┌──

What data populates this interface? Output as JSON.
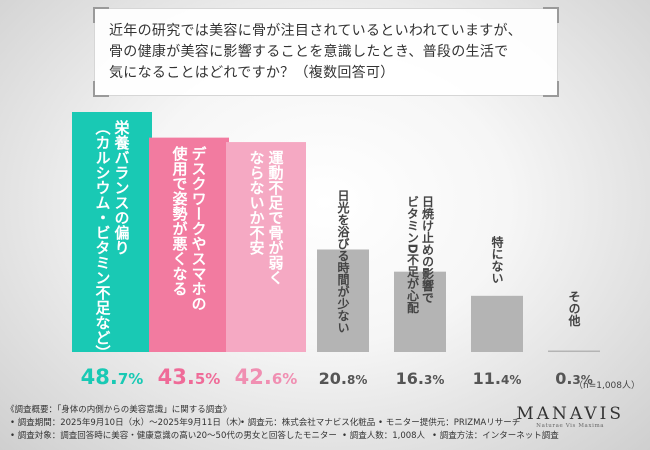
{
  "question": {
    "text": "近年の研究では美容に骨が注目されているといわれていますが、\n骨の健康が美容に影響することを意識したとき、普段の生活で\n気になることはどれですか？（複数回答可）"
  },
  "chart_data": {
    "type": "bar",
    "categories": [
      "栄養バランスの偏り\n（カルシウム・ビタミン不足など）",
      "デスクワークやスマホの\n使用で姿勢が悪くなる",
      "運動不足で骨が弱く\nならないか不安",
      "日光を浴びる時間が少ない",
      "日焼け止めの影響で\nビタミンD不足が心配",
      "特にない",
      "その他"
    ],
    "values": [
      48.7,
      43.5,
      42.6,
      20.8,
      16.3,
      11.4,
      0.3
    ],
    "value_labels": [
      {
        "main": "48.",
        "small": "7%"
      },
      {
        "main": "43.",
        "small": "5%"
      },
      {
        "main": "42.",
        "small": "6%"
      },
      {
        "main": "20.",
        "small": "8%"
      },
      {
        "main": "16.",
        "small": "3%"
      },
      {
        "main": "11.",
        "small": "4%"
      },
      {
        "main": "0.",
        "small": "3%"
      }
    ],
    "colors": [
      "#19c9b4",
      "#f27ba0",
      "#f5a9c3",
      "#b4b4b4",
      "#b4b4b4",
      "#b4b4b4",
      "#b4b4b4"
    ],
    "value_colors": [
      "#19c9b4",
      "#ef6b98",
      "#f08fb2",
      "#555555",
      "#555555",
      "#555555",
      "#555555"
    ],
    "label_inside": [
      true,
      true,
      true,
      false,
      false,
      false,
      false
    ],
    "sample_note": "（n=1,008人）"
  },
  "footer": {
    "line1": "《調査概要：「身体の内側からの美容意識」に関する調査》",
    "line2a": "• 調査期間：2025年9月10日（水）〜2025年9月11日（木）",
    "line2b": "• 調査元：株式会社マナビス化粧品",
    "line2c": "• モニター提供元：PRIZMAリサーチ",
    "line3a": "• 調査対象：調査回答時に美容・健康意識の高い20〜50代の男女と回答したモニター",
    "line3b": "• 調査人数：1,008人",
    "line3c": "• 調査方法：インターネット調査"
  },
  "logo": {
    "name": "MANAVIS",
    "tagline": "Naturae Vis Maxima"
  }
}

└──
┌──

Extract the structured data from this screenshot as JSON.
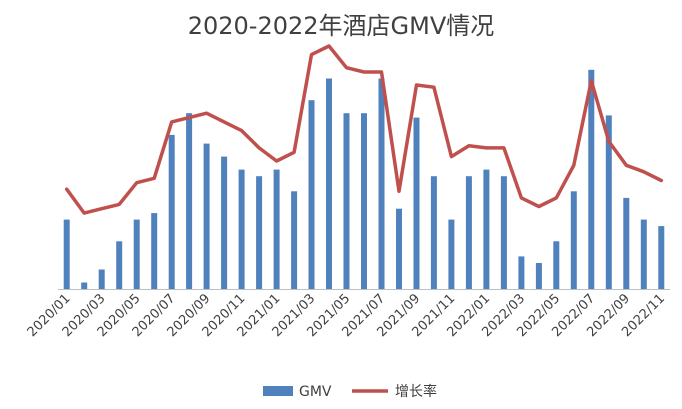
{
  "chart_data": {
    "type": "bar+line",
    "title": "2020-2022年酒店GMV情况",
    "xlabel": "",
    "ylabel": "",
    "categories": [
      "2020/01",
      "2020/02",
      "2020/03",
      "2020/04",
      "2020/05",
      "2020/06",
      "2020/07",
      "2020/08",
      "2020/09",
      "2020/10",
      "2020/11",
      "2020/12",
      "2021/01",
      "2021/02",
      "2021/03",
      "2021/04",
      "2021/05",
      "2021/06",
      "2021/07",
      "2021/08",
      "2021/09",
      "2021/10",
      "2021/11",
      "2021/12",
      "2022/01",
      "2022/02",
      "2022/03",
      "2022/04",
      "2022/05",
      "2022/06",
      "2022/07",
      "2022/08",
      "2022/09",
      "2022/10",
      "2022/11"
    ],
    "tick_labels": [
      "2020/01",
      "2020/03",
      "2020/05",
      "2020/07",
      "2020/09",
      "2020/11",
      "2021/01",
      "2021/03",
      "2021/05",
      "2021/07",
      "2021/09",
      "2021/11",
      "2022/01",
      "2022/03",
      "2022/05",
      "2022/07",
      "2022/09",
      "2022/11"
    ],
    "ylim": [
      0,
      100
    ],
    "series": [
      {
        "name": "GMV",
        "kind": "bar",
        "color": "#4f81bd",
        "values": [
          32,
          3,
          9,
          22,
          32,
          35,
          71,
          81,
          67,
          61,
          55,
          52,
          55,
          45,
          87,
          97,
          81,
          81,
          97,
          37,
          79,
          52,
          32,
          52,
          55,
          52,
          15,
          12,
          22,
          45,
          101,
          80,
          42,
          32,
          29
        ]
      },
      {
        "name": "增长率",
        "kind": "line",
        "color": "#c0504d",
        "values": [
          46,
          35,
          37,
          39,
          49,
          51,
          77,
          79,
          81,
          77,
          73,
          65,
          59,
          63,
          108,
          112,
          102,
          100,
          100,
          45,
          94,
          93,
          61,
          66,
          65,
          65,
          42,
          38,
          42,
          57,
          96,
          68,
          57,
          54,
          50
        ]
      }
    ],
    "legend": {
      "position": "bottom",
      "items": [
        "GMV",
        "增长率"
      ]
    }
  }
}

└──
┌──

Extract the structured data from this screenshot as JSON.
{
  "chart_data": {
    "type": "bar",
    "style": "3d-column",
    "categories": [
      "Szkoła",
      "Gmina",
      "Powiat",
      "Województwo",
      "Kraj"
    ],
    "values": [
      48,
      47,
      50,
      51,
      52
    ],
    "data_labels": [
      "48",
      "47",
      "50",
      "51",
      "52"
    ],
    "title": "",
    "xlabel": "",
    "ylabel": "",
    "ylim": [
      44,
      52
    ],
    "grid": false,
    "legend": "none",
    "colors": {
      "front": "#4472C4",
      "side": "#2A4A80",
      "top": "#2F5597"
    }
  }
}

└──

__Problem__. Count the lines in the material above where the string "small" appears, then state only that count.

__Response__. 7